▸ Work instructions
Give again, word for word, only the lines from the one containing "Transcribe the text in this document." through the final line.

▸ Input for this task

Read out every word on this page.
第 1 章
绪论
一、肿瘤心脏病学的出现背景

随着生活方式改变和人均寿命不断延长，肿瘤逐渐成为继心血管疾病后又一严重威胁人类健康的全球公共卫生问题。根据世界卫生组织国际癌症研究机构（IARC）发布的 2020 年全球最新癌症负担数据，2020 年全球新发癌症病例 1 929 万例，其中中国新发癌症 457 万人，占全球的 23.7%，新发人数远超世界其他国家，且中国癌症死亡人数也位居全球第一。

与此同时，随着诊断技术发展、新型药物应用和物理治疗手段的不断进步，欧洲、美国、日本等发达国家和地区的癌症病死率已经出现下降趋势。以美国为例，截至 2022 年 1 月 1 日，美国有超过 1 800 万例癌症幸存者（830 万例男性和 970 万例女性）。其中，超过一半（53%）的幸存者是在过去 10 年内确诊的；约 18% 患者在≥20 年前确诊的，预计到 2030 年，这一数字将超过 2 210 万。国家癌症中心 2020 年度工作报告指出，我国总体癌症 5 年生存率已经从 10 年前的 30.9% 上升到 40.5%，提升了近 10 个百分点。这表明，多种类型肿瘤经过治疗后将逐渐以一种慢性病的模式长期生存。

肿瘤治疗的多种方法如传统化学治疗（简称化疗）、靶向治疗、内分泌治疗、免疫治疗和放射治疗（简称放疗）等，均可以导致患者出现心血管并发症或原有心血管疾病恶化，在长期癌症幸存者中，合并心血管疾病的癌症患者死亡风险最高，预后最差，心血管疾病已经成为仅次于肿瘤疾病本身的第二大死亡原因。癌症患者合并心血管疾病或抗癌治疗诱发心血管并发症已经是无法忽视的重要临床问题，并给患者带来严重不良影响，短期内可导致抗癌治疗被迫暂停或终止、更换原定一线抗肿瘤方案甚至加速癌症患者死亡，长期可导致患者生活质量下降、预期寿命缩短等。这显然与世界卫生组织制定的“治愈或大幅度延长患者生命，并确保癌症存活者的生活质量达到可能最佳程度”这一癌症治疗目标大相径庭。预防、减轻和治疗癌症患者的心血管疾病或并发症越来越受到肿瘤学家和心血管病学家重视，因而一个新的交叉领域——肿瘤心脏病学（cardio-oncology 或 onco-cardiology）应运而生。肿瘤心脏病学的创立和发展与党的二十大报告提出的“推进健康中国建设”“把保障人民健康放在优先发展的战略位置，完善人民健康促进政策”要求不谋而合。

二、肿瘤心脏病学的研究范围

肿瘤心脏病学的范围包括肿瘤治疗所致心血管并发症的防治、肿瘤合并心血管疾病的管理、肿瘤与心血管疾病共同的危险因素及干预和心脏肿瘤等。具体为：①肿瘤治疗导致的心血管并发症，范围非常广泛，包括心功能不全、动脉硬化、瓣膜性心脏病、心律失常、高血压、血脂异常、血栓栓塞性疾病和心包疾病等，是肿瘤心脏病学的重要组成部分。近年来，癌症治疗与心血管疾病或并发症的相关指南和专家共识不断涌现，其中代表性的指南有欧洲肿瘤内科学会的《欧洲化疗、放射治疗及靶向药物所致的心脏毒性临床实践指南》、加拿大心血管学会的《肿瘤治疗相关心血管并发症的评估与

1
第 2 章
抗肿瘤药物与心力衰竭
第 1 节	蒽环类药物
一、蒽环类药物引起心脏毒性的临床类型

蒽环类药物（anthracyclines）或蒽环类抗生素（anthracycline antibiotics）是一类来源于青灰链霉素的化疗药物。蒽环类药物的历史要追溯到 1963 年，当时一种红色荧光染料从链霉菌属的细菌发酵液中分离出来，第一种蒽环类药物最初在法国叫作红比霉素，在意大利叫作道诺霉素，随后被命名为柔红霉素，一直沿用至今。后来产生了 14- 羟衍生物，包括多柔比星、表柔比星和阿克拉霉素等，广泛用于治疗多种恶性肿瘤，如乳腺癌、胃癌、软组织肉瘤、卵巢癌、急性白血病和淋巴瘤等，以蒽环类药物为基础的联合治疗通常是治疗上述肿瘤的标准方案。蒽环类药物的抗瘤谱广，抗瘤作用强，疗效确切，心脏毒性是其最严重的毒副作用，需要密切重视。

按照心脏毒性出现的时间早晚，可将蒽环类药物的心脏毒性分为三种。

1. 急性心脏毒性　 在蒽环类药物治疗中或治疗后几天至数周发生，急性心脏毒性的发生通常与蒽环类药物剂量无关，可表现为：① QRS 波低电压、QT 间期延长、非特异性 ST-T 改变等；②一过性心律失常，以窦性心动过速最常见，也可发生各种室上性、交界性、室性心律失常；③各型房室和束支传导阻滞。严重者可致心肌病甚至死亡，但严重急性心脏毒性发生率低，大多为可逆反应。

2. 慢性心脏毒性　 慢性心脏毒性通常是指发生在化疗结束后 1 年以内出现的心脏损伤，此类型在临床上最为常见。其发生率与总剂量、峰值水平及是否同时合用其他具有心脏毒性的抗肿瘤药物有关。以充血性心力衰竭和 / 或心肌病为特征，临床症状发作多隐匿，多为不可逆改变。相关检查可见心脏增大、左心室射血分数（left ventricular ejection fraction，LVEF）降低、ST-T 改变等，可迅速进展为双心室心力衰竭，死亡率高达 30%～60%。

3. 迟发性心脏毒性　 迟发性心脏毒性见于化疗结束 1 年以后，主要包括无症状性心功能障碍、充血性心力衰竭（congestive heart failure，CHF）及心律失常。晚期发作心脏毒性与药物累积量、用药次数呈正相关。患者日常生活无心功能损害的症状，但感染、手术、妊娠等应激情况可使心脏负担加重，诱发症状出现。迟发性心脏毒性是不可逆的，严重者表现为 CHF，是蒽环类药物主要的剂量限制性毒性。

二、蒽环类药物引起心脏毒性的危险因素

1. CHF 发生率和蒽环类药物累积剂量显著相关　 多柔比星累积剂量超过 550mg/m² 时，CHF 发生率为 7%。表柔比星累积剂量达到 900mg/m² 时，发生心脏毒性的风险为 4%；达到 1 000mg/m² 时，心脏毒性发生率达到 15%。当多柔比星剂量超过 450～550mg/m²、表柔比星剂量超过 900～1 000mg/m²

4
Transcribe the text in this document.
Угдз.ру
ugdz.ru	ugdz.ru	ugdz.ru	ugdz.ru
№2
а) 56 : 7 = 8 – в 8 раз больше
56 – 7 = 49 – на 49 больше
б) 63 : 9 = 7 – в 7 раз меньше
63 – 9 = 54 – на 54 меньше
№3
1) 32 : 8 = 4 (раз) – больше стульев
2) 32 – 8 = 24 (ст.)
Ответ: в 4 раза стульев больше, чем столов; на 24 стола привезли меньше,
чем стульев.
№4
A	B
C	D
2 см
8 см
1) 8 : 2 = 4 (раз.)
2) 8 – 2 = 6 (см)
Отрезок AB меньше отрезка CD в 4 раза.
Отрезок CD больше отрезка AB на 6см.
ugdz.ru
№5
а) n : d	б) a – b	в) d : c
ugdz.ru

▸ Task result
Transcribe the text in this document.
Угдз.ру
ugdz.ru	ugdz.ru	ugdz.ru	ugdz.ru
№2
а) 56 : 7 = 8 – в 8 раз больше
56 – 7 = 49 – на 49 больше
б) 63 : 9 = 7 – в 7 раз меньше
63 – 9 = 54 – на 54 меньше
№3
1) 32 : 8 = 4 (раз) – больше стульев
2) 32 – 8 = 24 (ст.)
Ответ: в 4 раза стульев больше, чем столов; на 24 стола привезли меньше,
чем стульев.
№4
A	B
C	D
2 см
8 см
1) 8 : 2 = 4 (раз.)
2) 8 – 2 = 6 (см)
Отрезок AB меньше отрезка CD в 4 раза.
Отрезок CD больше отрезка AB на 6см.
ugdz.ru
№5
а) n : d	б) a – b	в) d : c
ugdz.ru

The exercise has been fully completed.